Wherever the word "Consumption" turns up in a line of the entries, copy that line.

Stored data entries:
## Begin

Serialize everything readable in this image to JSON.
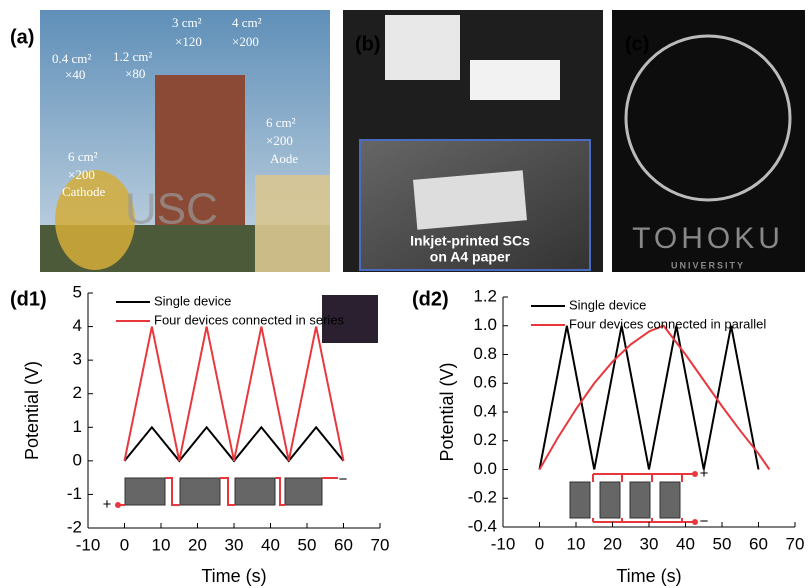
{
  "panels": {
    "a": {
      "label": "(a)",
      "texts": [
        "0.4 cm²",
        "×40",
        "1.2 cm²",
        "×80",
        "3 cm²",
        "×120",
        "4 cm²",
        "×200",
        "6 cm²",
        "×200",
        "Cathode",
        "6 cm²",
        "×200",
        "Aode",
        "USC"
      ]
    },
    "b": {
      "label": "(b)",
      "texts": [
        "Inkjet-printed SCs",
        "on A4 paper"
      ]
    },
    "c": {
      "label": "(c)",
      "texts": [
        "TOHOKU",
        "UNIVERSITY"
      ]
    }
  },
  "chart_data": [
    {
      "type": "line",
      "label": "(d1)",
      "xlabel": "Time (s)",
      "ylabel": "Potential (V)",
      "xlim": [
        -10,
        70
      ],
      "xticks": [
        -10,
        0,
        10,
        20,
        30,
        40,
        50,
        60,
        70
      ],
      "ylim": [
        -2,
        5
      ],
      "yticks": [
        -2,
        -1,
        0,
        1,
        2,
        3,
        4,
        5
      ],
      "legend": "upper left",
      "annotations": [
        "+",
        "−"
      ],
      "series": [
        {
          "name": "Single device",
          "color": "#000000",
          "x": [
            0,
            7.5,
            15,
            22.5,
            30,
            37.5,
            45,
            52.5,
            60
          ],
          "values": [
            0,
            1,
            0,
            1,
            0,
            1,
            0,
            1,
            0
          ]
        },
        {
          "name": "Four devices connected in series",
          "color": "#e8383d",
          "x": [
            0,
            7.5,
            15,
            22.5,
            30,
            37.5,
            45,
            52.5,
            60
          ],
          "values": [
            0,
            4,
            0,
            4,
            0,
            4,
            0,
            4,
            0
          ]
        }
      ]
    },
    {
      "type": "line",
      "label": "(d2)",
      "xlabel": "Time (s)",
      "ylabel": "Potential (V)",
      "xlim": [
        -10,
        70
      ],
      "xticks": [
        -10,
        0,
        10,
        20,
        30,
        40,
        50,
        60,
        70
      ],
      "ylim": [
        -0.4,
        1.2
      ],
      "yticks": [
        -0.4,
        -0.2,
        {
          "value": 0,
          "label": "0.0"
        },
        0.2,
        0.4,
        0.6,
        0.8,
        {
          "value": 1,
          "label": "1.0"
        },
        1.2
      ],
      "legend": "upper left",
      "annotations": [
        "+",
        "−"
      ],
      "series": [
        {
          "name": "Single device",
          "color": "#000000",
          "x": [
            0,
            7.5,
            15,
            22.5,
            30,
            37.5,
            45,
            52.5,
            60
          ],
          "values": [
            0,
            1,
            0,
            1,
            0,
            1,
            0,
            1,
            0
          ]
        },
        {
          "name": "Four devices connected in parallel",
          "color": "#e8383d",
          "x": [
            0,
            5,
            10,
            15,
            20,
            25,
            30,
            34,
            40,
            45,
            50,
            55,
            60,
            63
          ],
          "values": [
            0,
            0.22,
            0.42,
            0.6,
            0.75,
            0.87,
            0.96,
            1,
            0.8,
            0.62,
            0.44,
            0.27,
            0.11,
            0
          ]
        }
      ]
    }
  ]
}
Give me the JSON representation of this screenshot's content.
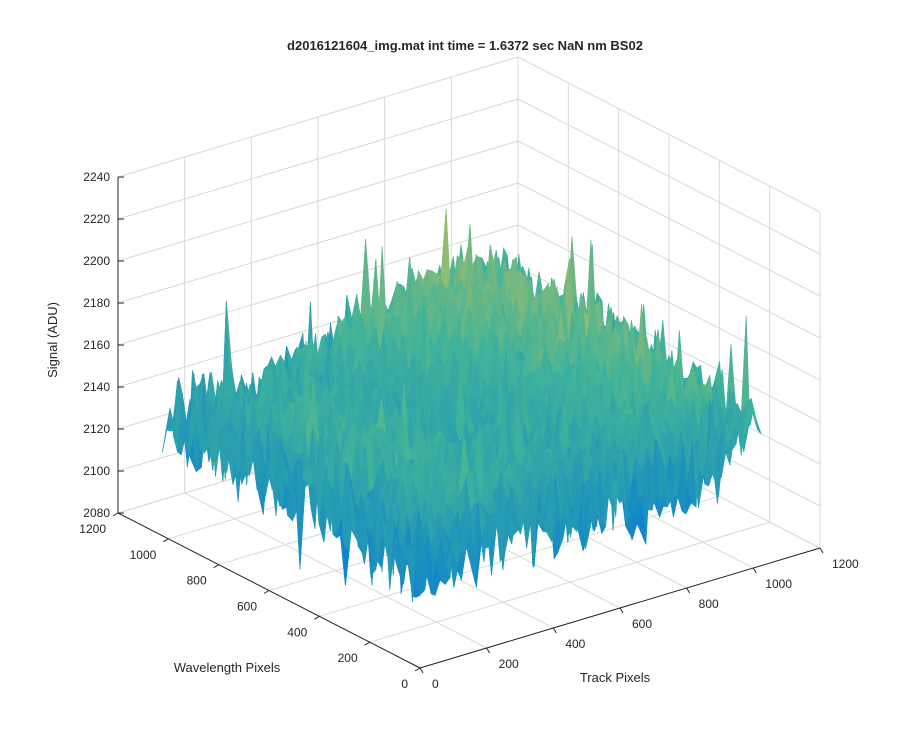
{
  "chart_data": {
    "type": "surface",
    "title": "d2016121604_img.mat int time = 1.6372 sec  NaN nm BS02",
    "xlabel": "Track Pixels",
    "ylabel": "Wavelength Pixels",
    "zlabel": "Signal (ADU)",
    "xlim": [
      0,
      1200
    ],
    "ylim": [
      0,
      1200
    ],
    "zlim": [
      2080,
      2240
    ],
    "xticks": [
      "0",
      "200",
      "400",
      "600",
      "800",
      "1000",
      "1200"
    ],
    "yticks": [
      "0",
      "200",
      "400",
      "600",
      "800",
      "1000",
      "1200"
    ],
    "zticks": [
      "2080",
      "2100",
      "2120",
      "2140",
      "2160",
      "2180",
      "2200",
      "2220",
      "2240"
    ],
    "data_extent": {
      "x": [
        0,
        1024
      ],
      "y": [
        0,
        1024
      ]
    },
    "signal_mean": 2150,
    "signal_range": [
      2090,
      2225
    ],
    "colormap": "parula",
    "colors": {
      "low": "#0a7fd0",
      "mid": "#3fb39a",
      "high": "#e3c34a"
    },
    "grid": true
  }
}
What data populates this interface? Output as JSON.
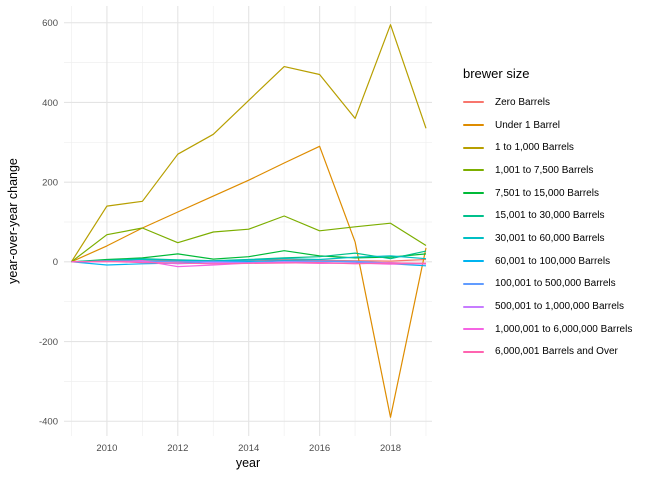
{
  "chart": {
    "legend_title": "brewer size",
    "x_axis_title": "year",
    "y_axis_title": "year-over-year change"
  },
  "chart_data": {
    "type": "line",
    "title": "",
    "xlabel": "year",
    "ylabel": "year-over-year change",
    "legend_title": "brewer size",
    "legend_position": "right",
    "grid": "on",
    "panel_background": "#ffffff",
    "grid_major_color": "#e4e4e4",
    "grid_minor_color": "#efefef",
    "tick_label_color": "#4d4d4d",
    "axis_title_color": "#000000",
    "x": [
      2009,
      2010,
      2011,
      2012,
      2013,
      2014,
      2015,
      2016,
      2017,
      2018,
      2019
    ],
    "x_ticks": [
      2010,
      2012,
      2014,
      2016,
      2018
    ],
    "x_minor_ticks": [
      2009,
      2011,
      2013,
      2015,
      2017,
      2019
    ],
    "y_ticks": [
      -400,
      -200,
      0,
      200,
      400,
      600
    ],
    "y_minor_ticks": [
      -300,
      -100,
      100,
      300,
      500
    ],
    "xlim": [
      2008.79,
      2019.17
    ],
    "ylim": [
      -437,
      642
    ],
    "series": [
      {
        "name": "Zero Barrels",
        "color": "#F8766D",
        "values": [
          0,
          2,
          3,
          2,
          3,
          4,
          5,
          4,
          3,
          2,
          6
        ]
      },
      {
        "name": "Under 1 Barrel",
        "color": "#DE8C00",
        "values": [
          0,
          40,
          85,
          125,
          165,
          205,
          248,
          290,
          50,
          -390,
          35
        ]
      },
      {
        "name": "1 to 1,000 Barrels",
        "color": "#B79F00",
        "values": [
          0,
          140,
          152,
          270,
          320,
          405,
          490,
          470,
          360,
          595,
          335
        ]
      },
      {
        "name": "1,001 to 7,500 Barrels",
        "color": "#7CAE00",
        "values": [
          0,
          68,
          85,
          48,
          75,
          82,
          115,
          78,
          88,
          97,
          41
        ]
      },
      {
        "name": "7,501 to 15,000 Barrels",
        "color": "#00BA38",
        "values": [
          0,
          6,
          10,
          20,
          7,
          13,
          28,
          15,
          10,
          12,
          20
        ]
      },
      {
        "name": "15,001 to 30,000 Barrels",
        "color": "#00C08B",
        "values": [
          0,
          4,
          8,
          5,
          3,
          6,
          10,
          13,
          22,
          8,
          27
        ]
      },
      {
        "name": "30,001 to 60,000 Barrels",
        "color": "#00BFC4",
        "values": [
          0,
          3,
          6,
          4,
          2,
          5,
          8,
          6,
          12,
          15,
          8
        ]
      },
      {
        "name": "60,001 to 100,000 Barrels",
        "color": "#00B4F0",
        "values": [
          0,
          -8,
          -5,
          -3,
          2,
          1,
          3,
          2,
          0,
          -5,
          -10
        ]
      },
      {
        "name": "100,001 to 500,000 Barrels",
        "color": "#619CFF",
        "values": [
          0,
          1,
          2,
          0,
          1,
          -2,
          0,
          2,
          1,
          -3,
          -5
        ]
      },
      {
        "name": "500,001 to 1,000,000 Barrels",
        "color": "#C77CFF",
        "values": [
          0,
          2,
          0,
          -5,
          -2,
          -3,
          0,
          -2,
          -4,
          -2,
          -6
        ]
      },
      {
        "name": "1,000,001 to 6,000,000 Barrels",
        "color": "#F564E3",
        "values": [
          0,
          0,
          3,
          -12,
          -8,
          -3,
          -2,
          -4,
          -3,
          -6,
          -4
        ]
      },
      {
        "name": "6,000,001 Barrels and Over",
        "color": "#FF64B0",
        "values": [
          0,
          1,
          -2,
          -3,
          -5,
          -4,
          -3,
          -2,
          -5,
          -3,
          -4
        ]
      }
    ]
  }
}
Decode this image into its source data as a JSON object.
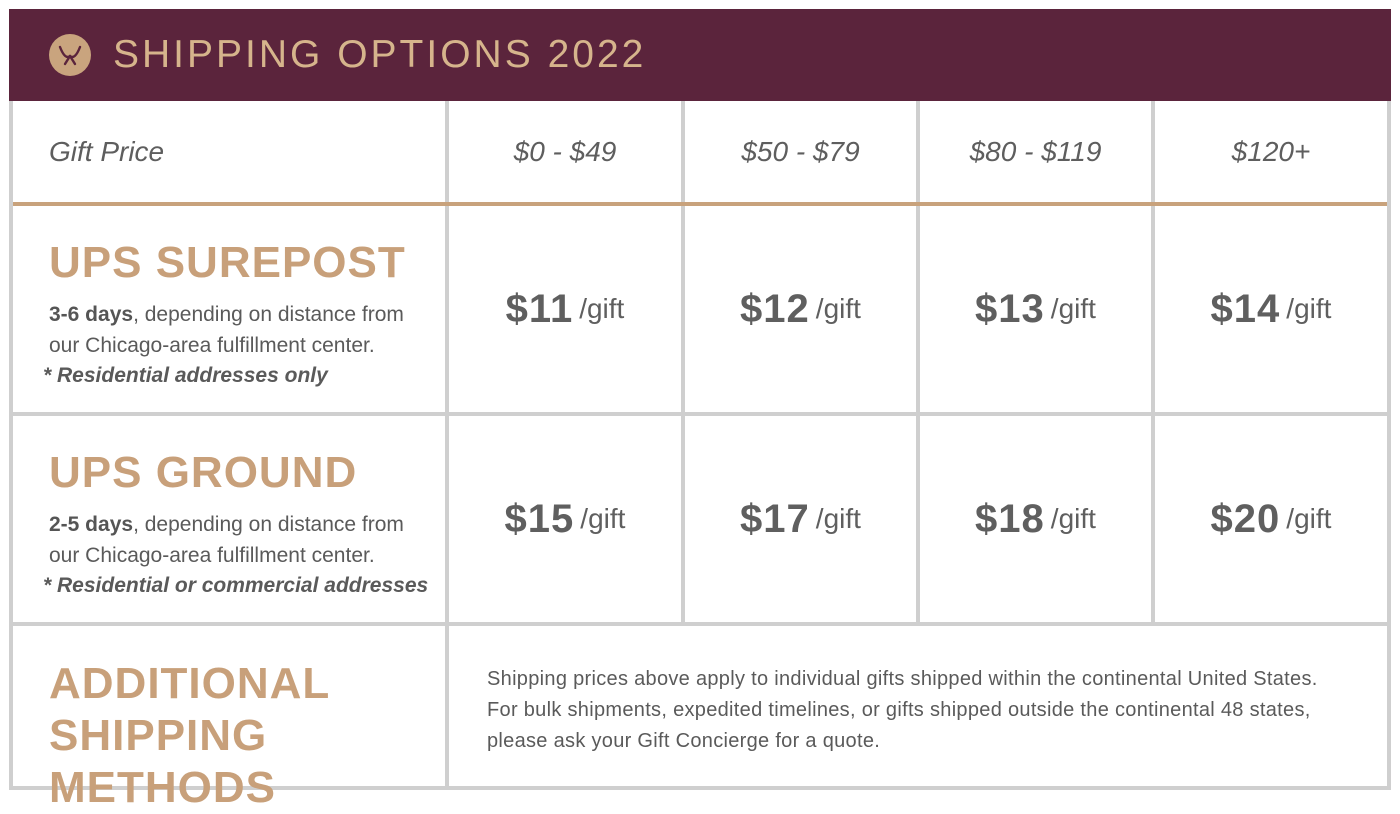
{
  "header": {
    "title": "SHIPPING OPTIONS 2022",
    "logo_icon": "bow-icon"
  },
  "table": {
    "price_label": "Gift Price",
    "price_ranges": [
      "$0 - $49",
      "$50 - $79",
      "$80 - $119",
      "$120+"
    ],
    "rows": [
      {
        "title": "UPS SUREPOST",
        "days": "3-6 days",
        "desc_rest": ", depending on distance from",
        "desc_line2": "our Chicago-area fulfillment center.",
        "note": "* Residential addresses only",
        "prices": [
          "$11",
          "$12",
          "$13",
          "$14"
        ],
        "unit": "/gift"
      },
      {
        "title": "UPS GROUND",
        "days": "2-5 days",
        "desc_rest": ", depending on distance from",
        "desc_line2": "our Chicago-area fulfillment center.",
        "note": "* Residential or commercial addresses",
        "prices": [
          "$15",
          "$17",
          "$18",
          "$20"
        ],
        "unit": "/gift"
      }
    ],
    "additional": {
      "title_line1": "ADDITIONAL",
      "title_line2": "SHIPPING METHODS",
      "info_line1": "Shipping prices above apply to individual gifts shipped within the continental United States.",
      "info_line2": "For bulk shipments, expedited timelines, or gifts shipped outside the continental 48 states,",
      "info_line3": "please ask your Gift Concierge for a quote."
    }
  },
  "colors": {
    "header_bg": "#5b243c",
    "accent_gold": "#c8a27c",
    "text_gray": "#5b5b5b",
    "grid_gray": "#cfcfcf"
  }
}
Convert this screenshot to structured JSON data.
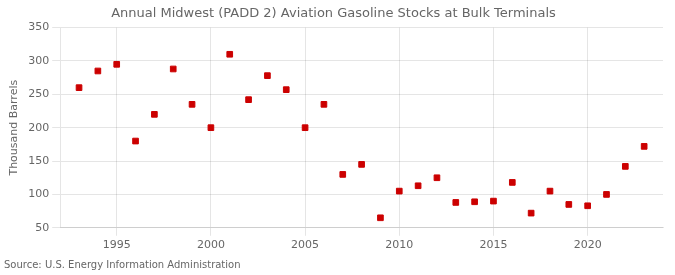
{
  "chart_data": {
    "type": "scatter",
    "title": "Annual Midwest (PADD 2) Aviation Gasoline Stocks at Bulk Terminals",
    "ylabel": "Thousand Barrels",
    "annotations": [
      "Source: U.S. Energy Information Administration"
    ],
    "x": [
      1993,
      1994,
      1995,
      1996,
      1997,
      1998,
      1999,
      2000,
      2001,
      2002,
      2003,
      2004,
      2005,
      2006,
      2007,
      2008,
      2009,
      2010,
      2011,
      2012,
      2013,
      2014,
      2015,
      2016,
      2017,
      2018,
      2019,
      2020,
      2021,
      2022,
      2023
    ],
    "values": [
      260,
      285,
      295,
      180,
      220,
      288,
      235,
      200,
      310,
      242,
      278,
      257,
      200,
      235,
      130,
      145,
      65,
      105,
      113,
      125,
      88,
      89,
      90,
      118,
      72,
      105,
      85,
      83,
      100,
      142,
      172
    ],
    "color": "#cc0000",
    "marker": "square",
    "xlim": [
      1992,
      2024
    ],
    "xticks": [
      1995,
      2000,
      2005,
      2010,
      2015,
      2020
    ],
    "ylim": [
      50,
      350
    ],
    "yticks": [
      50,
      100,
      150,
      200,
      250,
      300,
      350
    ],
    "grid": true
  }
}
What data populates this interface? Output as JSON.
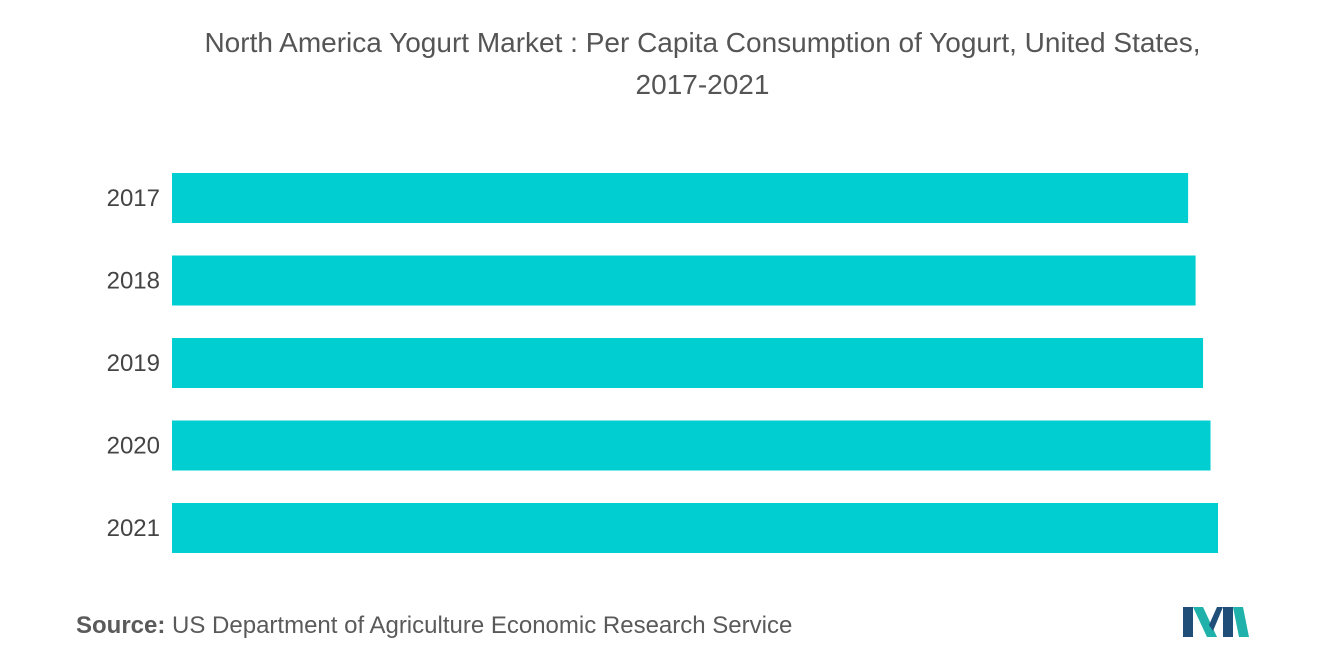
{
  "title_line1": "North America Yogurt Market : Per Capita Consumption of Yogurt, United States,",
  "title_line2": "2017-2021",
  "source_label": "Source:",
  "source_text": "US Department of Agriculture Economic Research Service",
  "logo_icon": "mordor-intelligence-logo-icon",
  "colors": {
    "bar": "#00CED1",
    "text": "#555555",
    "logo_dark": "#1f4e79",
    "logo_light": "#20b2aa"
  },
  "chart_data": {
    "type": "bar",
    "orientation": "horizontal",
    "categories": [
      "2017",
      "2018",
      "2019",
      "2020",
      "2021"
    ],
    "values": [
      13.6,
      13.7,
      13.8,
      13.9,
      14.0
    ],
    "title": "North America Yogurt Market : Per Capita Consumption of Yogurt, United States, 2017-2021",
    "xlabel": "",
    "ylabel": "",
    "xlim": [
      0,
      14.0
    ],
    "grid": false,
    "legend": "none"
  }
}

## End

Complete output:
  "title_line1": "North America Yogurt Market : Per Capita Consumption of Yogurt, United States,",
    "title": "North America Yogurt Market : Per Capita Consumption of Yogurt, United States, 2017-2021",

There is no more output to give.